* Begin RECORDS SUPPLIED *

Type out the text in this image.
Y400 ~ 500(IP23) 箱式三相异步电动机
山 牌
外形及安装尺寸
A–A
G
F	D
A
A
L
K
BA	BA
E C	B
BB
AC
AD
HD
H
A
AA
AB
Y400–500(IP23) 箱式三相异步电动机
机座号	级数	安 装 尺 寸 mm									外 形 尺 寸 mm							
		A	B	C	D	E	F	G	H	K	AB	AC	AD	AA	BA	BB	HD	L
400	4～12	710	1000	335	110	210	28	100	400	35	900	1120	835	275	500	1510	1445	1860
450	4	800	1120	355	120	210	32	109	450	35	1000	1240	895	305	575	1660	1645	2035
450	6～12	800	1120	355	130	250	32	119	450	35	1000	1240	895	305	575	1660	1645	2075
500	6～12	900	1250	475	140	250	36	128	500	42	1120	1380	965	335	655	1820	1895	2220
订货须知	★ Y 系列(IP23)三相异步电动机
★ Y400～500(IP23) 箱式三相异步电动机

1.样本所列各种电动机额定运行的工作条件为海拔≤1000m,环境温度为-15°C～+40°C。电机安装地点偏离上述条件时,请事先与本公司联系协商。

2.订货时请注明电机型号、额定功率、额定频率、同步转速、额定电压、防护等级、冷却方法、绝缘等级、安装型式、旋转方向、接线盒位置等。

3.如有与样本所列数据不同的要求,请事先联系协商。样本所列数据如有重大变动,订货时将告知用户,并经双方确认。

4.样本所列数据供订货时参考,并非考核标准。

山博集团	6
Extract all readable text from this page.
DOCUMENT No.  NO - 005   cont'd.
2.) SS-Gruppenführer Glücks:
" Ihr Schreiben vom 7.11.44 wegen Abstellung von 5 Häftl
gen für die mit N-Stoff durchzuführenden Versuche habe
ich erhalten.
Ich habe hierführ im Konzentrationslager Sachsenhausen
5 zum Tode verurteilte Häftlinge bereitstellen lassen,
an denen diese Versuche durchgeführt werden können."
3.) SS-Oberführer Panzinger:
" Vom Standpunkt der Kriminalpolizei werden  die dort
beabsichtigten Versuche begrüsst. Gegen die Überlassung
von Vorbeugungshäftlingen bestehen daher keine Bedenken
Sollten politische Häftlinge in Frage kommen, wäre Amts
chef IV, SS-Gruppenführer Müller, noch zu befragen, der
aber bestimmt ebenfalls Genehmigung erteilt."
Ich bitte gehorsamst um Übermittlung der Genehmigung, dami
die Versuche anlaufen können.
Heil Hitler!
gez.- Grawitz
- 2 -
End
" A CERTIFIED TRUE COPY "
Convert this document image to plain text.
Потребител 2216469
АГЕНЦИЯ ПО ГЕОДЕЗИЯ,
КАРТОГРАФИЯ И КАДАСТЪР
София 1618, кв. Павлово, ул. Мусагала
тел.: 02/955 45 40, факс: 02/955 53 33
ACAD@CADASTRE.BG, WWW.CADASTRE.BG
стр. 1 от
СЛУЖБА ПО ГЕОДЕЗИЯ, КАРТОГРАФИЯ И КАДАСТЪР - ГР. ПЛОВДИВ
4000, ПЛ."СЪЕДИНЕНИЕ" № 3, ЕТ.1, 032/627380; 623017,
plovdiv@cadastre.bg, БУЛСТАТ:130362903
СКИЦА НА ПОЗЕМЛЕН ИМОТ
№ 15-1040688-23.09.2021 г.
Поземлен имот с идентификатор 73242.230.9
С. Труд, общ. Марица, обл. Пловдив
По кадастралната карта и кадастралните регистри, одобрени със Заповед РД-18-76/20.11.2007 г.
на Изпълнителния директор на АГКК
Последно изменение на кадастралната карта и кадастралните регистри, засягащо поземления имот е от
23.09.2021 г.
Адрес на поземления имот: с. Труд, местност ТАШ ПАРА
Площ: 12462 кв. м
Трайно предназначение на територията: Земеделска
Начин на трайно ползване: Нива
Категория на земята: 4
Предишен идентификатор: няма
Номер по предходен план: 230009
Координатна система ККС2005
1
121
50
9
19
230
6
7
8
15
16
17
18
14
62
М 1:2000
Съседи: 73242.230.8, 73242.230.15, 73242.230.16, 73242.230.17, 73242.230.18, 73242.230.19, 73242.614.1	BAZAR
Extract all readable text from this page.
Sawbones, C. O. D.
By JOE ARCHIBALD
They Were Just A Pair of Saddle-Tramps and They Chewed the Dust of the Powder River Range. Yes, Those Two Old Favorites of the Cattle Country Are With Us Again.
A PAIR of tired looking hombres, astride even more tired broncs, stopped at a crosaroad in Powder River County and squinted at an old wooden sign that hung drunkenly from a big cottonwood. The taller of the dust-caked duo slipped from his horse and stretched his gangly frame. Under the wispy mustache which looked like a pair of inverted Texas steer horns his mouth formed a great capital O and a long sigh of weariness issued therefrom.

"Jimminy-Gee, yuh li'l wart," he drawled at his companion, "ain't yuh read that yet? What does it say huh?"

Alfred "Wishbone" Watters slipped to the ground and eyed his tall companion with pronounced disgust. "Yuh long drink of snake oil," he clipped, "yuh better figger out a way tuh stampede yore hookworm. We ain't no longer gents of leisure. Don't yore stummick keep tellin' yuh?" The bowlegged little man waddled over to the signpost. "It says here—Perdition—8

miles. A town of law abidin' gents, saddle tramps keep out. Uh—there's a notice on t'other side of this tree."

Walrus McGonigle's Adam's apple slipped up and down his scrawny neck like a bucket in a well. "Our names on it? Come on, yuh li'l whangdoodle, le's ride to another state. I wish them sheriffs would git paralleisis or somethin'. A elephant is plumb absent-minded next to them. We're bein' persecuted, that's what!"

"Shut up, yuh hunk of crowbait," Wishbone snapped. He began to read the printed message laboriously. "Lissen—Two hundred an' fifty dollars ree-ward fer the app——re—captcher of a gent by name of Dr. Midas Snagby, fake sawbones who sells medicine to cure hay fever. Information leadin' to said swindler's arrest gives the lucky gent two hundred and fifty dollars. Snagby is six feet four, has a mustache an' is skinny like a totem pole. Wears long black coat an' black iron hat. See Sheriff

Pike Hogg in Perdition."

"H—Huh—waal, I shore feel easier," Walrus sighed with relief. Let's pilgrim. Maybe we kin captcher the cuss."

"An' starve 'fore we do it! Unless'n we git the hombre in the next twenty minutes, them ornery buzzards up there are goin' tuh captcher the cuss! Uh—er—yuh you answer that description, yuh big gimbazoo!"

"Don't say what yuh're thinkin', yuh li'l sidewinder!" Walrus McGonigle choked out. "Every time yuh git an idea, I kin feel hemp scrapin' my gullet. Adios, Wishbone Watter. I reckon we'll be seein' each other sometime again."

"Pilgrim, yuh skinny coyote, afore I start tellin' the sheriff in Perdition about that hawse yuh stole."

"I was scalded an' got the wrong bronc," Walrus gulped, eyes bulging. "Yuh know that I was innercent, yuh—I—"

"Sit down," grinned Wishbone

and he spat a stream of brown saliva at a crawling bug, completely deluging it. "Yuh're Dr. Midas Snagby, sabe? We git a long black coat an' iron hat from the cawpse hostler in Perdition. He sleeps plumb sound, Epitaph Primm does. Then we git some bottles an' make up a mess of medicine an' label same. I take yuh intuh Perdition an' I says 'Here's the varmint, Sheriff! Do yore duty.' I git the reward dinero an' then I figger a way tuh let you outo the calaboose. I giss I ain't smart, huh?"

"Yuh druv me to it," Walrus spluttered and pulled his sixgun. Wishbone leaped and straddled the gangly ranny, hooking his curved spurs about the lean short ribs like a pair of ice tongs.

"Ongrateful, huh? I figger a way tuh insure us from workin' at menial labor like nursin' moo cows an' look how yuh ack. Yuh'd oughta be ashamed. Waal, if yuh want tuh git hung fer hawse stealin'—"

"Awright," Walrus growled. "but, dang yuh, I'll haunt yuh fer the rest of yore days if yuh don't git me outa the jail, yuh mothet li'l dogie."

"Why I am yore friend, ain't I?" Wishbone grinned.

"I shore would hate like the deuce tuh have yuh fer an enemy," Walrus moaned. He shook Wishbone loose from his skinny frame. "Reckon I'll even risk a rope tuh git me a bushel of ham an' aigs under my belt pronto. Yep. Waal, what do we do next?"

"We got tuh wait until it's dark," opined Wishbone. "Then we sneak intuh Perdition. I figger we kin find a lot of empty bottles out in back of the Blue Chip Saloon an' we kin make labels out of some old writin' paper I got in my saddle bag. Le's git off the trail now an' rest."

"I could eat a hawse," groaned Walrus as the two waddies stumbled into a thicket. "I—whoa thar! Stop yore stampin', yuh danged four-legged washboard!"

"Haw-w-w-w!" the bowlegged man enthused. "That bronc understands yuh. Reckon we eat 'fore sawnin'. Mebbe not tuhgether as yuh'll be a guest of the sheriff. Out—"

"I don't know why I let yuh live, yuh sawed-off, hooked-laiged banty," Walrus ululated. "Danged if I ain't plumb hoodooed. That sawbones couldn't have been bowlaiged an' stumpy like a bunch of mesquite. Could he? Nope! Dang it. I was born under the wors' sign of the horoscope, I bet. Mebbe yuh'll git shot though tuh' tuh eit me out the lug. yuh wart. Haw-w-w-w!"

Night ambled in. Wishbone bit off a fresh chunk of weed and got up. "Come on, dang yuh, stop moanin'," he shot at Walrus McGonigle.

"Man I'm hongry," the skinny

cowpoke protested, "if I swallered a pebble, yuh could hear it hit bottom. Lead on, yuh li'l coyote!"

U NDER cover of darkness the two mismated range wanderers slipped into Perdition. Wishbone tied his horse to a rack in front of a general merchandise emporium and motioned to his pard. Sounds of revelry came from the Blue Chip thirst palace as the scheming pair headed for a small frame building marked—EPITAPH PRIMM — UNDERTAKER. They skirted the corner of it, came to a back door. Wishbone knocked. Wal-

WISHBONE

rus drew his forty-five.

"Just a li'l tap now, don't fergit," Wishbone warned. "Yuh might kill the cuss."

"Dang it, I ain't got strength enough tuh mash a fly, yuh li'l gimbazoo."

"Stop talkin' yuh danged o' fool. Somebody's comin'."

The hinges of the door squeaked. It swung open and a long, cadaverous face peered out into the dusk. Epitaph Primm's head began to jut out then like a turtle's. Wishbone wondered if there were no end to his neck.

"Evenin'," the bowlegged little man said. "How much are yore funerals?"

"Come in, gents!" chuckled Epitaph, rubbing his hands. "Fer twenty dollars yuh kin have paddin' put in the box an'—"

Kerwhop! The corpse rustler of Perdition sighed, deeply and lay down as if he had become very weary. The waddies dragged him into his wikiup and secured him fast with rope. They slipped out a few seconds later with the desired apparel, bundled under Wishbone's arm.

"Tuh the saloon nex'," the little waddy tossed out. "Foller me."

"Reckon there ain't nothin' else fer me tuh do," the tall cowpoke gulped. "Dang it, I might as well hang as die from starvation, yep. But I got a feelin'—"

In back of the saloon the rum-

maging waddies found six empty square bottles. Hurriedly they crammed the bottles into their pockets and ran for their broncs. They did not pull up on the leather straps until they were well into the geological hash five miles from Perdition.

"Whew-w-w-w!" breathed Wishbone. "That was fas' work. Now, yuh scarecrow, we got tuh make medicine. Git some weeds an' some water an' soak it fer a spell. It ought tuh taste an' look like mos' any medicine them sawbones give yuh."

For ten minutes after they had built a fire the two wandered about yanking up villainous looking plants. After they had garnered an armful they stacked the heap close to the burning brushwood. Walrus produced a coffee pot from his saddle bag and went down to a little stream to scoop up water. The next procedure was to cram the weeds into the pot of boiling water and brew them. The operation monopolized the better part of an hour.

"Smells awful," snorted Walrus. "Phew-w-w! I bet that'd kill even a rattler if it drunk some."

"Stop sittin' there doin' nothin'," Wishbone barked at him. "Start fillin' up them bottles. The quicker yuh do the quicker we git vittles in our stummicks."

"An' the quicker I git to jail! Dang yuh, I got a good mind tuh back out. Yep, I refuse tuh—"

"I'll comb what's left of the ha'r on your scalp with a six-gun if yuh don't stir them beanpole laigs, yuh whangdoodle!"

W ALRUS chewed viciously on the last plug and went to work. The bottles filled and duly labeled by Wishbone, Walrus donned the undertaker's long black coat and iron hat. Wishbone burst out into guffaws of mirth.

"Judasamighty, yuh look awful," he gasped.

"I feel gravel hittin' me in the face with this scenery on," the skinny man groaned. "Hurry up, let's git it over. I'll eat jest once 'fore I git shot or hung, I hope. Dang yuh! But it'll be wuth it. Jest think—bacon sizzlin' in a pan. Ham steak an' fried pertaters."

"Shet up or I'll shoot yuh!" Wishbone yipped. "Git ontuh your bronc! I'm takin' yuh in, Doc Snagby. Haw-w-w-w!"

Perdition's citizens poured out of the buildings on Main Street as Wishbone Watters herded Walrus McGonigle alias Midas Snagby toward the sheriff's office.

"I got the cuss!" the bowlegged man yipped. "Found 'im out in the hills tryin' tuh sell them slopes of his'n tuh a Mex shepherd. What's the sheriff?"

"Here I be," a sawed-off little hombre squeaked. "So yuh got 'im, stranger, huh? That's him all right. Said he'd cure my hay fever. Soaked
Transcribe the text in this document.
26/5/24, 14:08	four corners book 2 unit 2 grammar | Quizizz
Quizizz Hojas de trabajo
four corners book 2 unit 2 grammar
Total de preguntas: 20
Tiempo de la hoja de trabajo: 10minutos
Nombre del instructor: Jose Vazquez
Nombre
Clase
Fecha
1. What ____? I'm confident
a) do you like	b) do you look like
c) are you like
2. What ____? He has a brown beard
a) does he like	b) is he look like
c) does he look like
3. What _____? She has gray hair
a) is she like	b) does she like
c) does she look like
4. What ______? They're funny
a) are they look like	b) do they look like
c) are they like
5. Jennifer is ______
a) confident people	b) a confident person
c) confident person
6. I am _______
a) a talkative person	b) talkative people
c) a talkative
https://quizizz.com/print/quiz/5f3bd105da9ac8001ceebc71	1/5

* End RECORDS SUPPLIED *

■ **GOAL**
Tally every line of the data that holds the word "well" and write the count alone.

■ **ANSWER TO THIS TASK**
3